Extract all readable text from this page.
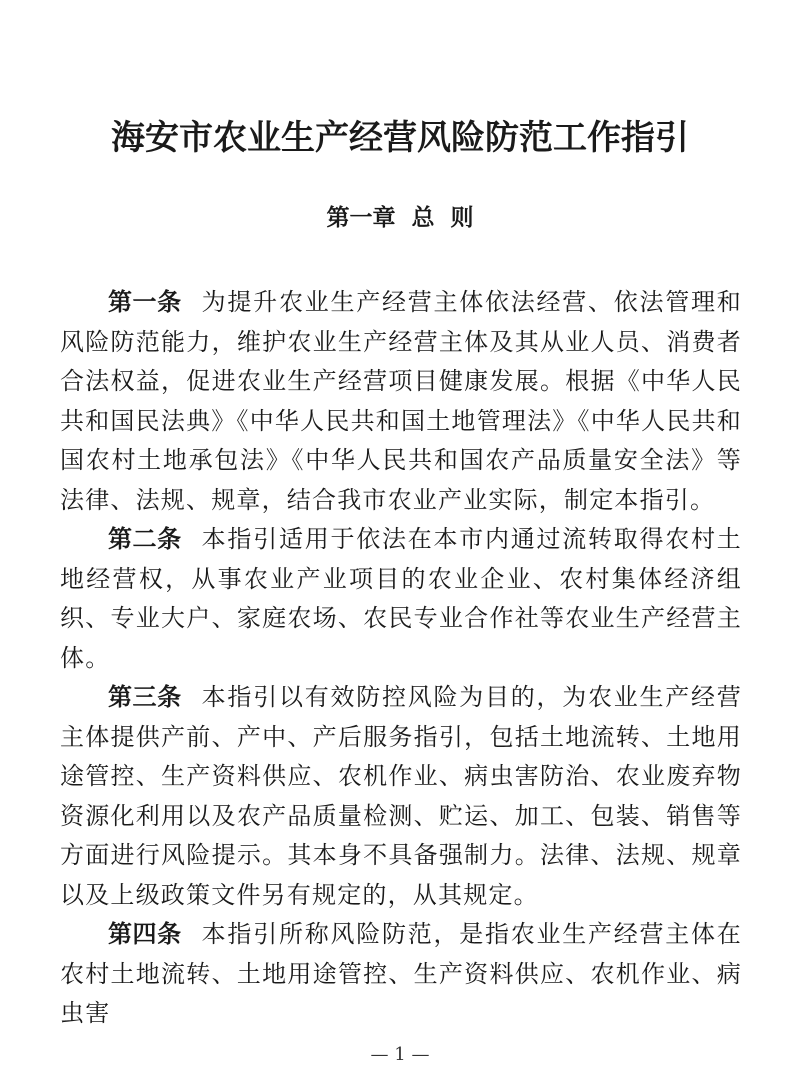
海安市农业生产经营风险防范工作指引
第一章  总  则

第一条 为提升农业生产经营主体依法经营、依法管理和风险防范能力，维护农业生产经营主体及其从业人员、消费者合法权益，促进农业生产经营项目健康发展。根据《中华人民共和国民法典》《中华人民共和国土地管理法》《中华人民共和国农村土地承包法》《中华人民共和国农产品质量安全法》等法律、法规、规章，结合我市农业产业实际，制定本指引。

第二条 本指引适用于依法在本市内通过流转取得农村土地经营权，从事农业产业项目的农业企业、农村集体经济组织、专业大户、家庭农场、农民专业合作社等农业生产经营主体。

第三条 本指引以有效防控风险为目的，为农业生产经营主体提供产前、产中、产后服务指引，包括土地流转、土地用途管控、生产资料供应、农机作业、病虫害防治、农业废弃物资源化利用以及农产品质量检测、贮运、加工、包装、销售等方面进行风险提示。其本身不具备强制力。法律、法规、规章以及上级政策文件另有规定的，从其规定。

第四条 本指引所称风险防范，是指农业生产经营主体在农村土地流转、土地用途管控、生产资料供应、农机作业、病虫害

— 1 —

──────────────────────────────

● **TASK INSTRUCTIONS**
None of the pictures should appear; repeat the records exactly otherwise.

● **OUTPUT OF THE TASK**
Extract all readable text from this page.
海安市农业生产经营风险防范工作指引
第一章  总  则

第一条 为提升农业生产经营主体依法经营、依法管理和风险防范能力，维护农业生产经营主体及其从业人员、消费者合法权益，促进农业生产经营项目健康发展。根据《中华人民共和国民法典》《中华人民共和国土地管理法》《中华人民共和国农村土地承包法》《中华人民共和国农产品质量安全法》等法律、法规、规章，结合我市农业产业实际，制定本指引。

第二条 本指引适用于依法在本市内通过流转取得农村土地经营权，从事农业产业项目的农业企业、农村集体经济组织、专业大户、家庭农场、农民专业合作社等农业生产经营主体。

第三条 本指引以有效防控风险为目的，为农业生产经营主体提供产前、产中、产后服务指引，包括土地流转、土地用途管控、生产资料供应、农机作业、病虫害防治、农业废弃物资源化利用以及农产品质量检测、贮运、加工、包装、销售等方面进行风险提示。其本身不具备强制力。法律、法规、规章以及上级政策文件另有规定的，从其规定。

第四条 本指引所称风险防范，是指农业生产经营主体在农村土地流转、土地用途管控、生产资料供应、农机作业、病虫害

— 1 —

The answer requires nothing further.